> [Problem to work on] Lift every line from the entries that includes the word "image".

> [Data]
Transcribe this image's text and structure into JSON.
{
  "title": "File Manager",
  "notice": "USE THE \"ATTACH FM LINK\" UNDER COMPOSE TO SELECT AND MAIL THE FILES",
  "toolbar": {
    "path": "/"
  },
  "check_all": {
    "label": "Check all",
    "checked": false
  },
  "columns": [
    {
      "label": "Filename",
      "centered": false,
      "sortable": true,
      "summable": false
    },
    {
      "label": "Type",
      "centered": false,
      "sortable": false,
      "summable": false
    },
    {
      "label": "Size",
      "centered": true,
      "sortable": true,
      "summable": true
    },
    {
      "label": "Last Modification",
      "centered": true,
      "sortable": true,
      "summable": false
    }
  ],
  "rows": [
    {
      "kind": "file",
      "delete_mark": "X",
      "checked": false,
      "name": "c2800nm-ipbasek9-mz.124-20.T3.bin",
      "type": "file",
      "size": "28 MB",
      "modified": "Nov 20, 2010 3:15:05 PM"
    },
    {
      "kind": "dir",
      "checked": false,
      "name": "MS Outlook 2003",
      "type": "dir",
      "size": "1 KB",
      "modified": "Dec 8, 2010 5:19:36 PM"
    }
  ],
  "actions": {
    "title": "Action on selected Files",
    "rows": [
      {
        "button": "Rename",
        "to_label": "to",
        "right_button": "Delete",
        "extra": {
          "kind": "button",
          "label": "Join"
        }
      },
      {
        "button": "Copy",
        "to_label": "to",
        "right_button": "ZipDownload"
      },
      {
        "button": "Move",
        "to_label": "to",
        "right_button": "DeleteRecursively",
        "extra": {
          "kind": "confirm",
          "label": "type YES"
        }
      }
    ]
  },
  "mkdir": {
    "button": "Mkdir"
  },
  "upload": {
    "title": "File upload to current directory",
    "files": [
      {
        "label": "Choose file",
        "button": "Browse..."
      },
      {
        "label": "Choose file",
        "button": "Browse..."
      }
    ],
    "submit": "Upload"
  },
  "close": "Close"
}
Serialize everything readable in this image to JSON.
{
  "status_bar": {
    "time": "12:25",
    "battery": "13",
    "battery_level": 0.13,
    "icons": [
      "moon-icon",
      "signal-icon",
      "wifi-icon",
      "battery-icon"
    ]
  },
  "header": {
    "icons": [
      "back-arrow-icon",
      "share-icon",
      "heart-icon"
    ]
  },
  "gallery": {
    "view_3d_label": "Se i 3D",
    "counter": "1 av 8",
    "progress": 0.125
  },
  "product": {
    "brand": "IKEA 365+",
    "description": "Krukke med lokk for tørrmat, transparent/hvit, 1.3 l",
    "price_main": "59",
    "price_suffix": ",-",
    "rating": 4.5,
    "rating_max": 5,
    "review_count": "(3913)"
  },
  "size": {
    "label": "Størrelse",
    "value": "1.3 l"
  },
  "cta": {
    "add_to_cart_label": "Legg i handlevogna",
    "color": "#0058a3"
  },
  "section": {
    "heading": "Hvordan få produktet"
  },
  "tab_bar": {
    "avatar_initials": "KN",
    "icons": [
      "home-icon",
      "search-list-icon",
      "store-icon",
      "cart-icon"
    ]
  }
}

> [Result]
Transcribe this image's text and structure into JSON.
Serialize everything readable in this image to JSON.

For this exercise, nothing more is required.